### Written problem
In the records that follow, locate every line with "Common" and extract it.

[Data entries for graphics]
━━━━━━━━
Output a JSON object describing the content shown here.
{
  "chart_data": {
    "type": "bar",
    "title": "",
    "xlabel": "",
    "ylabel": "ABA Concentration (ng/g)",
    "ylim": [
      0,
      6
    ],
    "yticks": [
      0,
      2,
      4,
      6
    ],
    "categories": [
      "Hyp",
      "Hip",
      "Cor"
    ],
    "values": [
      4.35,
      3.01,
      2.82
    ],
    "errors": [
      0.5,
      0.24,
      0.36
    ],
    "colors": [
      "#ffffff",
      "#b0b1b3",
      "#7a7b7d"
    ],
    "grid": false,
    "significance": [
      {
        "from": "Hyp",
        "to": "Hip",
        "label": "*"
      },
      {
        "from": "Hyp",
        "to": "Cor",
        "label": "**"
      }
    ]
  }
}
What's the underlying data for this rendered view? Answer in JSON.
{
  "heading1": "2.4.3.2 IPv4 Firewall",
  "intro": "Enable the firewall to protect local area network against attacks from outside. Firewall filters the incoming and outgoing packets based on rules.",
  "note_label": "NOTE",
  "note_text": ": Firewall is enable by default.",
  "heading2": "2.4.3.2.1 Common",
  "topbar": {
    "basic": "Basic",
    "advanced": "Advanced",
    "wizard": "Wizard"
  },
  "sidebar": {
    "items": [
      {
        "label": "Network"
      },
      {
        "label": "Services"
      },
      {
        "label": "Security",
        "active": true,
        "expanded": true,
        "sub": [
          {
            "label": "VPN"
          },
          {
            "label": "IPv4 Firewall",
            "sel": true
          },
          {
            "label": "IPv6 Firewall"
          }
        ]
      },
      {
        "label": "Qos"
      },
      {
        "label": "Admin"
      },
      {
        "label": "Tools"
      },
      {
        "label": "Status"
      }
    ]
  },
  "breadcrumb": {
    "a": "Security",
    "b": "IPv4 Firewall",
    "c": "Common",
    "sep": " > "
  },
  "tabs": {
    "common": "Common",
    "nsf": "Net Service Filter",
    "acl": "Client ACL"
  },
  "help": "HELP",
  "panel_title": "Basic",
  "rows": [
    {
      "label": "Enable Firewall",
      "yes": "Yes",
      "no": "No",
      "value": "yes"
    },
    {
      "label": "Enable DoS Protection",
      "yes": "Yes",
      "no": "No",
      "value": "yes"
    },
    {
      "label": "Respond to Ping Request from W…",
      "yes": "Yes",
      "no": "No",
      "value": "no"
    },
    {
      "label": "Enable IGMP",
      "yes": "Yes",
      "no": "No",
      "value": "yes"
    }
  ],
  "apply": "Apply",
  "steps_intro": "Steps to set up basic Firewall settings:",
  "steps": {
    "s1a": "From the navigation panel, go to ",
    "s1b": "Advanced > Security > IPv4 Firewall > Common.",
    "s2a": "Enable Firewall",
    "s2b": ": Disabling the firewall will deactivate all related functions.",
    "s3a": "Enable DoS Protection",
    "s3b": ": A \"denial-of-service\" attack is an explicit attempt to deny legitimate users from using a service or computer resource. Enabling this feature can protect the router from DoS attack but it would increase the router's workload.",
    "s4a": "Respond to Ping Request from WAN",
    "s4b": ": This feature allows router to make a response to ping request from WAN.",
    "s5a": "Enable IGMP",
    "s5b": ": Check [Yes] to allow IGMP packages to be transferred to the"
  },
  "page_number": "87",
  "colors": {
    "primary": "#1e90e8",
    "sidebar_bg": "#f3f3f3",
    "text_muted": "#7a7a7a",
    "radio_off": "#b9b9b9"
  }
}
━━━━━━━━
### Response to this task
  "heading2": "2.4.3.2.1 Common",
    "c": "Common",
    "common": "Common",
    "s1b": "Advanced > Security > IPv4 Firewall > Common.",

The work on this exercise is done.